TASK STATEMENT: Every line below that holds the string "color" should be copied out.

RECORDS FOR THE EXERCISE:

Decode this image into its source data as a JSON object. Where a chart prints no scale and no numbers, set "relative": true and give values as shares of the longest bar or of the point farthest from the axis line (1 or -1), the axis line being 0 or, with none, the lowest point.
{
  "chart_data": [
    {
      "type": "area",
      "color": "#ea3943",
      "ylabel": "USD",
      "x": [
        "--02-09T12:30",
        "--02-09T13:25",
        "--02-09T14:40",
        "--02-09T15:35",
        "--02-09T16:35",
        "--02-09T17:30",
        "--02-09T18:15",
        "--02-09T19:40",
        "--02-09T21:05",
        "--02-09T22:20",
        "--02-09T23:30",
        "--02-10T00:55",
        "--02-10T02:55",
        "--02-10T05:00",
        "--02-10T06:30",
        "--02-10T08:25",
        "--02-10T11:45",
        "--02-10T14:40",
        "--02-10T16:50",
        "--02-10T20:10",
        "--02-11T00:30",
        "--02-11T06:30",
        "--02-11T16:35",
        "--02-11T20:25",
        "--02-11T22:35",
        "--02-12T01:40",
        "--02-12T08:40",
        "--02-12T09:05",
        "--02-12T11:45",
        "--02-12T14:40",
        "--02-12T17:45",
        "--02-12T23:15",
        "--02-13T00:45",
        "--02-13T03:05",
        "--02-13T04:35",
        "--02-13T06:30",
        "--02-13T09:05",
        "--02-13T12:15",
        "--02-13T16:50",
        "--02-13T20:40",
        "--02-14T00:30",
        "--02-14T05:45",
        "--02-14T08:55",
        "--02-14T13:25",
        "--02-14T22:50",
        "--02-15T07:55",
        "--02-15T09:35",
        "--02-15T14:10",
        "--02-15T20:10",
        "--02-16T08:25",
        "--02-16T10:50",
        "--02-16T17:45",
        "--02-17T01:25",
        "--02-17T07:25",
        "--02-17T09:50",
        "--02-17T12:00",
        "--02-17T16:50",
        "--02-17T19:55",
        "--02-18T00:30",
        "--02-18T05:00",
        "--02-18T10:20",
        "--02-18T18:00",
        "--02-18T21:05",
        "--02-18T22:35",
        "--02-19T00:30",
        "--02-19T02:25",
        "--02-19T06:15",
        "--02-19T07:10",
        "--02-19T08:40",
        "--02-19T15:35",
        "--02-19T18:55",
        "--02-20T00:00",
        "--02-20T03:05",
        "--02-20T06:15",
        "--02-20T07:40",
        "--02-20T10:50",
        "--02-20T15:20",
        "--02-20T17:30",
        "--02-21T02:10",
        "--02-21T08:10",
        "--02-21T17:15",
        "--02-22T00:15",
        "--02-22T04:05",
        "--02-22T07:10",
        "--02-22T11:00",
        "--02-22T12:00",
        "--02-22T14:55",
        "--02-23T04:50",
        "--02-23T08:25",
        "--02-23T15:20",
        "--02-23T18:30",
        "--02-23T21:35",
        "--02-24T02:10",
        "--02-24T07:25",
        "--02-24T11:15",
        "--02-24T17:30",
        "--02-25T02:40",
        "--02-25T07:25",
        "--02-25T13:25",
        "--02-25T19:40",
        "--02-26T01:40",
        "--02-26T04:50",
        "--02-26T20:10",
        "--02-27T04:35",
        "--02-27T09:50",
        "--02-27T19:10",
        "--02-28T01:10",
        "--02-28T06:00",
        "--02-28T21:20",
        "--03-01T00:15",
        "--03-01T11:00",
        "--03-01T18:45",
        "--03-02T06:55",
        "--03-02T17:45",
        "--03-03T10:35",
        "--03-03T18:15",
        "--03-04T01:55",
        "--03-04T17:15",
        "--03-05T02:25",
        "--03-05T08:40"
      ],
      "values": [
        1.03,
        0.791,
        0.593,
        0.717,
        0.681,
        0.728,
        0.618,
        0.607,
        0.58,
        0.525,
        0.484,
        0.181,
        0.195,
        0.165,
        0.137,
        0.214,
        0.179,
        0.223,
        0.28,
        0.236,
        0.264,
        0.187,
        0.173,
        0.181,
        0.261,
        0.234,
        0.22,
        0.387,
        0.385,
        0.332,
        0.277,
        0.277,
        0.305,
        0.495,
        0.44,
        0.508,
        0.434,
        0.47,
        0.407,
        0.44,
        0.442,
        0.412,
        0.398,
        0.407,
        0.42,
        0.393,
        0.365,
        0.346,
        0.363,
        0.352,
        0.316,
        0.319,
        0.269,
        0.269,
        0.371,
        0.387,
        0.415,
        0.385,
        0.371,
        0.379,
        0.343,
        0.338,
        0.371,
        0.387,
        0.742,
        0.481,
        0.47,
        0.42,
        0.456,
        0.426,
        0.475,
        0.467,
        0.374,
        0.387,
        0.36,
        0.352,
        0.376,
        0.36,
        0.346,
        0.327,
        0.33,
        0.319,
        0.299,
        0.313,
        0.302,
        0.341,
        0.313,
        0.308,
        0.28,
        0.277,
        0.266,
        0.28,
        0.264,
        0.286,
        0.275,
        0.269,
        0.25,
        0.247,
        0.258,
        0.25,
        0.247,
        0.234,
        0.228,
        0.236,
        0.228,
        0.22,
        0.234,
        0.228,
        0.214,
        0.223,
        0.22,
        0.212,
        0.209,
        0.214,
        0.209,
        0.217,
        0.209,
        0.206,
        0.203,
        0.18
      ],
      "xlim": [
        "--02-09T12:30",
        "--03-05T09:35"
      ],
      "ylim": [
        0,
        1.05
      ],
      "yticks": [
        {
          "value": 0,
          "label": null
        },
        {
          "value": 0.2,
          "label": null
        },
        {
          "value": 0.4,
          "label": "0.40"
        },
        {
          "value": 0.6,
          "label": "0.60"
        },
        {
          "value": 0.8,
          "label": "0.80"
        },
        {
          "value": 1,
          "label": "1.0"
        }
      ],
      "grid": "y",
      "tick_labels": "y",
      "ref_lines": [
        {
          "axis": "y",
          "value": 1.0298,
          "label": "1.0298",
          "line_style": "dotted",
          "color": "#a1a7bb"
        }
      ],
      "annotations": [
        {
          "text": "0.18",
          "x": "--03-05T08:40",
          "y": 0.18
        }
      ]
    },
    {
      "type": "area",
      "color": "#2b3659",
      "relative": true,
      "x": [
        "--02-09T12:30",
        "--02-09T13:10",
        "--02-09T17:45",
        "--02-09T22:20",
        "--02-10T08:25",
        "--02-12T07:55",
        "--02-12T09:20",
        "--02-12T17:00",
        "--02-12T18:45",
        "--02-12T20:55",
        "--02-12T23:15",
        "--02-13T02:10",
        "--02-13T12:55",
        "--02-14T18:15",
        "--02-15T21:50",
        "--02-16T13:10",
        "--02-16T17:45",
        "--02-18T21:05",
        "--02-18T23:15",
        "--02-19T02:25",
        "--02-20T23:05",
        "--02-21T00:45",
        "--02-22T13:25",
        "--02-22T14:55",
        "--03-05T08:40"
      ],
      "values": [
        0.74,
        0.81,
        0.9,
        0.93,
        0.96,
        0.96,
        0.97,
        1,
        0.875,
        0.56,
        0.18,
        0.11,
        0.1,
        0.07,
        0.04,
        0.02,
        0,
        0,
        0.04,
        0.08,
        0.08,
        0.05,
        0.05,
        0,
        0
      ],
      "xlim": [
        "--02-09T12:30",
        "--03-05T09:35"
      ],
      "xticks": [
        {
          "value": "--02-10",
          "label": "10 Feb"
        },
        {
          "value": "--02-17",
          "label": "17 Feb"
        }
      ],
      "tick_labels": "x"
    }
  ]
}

FINISHED TASK:
      "color": "#ea3943",
          "color": "#a1a7bb"
      "color": "#2b3659",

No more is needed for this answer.